Go through the listing and copy every line word for word.

** Begin INPUT DATA **

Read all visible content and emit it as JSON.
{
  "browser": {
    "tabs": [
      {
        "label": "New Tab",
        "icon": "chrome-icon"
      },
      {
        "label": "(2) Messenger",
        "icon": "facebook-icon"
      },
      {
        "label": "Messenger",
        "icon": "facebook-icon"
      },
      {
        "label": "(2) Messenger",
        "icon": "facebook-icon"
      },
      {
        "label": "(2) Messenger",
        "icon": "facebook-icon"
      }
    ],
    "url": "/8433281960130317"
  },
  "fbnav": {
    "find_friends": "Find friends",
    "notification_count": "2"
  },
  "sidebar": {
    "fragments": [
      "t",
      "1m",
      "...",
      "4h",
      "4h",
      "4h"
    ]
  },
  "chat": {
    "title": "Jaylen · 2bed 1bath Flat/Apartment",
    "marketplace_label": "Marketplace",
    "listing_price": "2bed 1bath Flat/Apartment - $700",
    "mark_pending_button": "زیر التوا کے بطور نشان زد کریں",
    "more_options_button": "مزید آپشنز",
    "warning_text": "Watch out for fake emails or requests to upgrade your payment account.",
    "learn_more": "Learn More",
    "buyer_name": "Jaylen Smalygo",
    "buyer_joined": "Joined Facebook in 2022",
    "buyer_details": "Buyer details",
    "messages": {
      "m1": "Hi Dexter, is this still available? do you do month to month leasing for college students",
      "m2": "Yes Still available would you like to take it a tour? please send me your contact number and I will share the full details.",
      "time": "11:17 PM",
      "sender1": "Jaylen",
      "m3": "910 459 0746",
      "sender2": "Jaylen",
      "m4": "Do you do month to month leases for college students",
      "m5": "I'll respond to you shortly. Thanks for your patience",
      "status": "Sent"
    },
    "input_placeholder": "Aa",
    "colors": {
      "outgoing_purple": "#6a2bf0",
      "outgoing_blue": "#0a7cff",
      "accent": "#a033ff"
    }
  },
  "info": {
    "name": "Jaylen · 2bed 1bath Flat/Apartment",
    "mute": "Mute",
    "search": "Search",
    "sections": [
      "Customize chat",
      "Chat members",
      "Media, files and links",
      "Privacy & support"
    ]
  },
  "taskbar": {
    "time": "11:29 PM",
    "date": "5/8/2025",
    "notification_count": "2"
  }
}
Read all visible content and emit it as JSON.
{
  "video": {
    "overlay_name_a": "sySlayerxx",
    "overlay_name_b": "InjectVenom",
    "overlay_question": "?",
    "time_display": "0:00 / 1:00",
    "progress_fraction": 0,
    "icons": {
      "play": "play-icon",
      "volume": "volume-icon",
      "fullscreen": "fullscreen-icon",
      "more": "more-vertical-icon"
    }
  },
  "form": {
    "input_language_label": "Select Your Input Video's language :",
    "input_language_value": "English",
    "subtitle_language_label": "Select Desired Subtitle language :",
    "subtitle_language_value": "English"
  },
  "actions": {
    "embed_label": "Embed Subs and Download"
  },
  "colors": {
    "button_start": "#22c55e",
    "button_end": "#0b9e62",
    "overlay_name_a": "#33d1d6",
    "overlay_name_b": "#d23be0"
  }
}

** End INPUT DATA **

*REPLY TO THE TASK:*
Read all visible content and emit it as JSON.
{
  "browser": {
    "tabs": [
      {
        "label": "New Tab",
        "icon": "chrome-icon"
      },
      {
        "label": "(2) Messenger",
        "icon": "facebook-icon"
      },
      {
        "label": "Messenger",
        "icon": "facebook-icon"
      },
      {
        "label": "(2) Messenger",
        "icon": "facebook-icon"
      },
      {
        "label": "(2) Messenger",
        "icon": "facebook-icon"
      }
    ],
    "url": "/8433281960130317"
  },
  "fbnav": {
    "find_friends": "Find friends",
    "notification_count": "2"
  },
  "sidebar": {
    "fragments": [
      "t",
      "1m",
      "...",
      "4h",
      "4h",
      "4h"
    ]
  },
  "chat": {
    "title": "Jaylen · 2bed 1bath Flat/Apartment",
    "marketplace_label": "Marketplace",
    "listing_price": "2bed 1bath Flat/Apartment - $700",
    "mark_pending_button": "زیر التوا کے بطور نشان زد کریں",
    "more_options_button": "مزید آپشنز",
    "warning_text": "Watch out for fake emails or requests to upgrade your payment account.",
    "learn_more": "Learn More",
    "buyer_name": "Jaylen Smalygo",
    "buyer_joined": "Joined Facebook in 2022",
    "buyer_details": "Buyer details",
    "messages": {
      "m1": "Hi Dexter, is this still available? do you do month to month leasing for college students",
      "m2": "Yes Still available would you like to take it a tour? please send me your contact number and I will share the full details.",
      "time": "11:17 PM",
      "sender1": "Jaylen",
      "m3": "910 459 0746",
      "sender2": "Jaylen",
      "m4": "Do you do month to month leases for college students",
      "m5": "I'll respond to you shortly. Thanks for your patience",
      "status": "Sent"
    },
    "input_placeholder": "Aa",
    "colors": {
      "outgoing_purple": "#6a2bf0",
      "outgoing_blue": "#0a7cff",
      "accent": "#a033ff"
    }
  },
  "info": {
    "name": "Jaylen · 2bed 1bath Flat/Apartment",
    "mute": "Mute",
    "search": "Search",
    "sections": [
      "Customize chat",
      "Chat members",
      "Media, files and links",
      "Privacy & support"
    ]
  },
  "taskbar": {
    "time": "11:29 PM",
    "date": "5/8/2025",
    "notification_count": "2"
  }
}
Read all visible content and emit it as JSON.
{
  "video": {
    "overlay_name_a": "sySlayerxx",
    "overlay_name_b": "InjectVenom",
    "overlay_question": "?",
    "time_display": "0:00 / 1:00",
    "progress_fraction": 0,
    "icons": {
      "play": "play-icon",
      "volume": "volume-icon",
      "fullscreen": "fullscreen-icon",
      "more": "more-vertical-icon"
    }
  },
  "form": {
    "input_language_label": "Select Your Input Video's language :",
    "input_language_value": "English",
    "subtitle_language_label": "Select Desired Subtitle language :",
    "subtitle_language_value": "English"
  },
  "actions": {
    "embed_label": "Embed Subs and Download"
  },
  "colors": {
    "button_start": "#22c55e",
    "button_end": "#0b9e62",
    "overlay_name_a": "#33d1d6",
    "overlay_name_b": "#d23be0"
  }
}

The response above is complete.